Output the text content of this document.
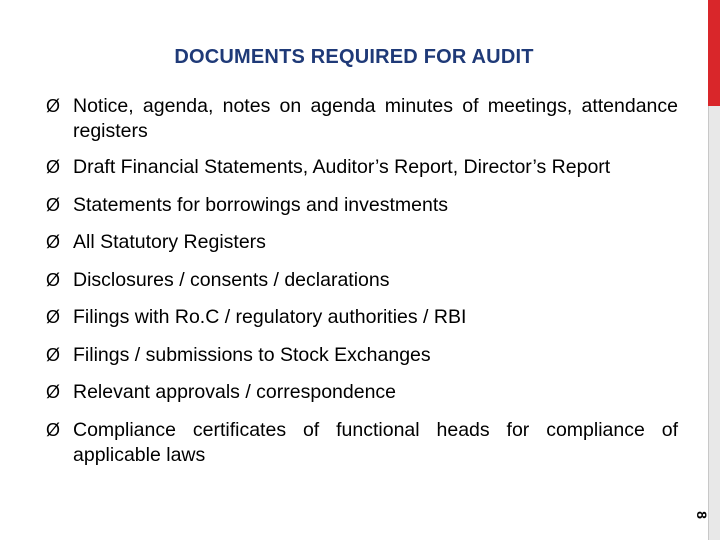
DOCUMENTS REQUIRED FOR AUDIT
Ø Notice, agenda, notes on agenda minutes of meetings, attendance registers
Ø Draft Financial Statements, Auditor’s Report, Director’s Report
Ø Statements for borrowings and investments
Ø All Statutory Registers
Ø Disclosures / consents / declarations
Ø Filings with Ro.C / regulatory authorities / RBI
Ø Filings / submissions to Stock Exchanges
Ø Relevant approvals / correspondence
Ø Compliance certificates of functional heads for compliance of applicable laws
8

-------

-- Exercise details --
Work out how many lines in the records above contain the word "Filings", and reply with that number alone.

-- Problem solution --
2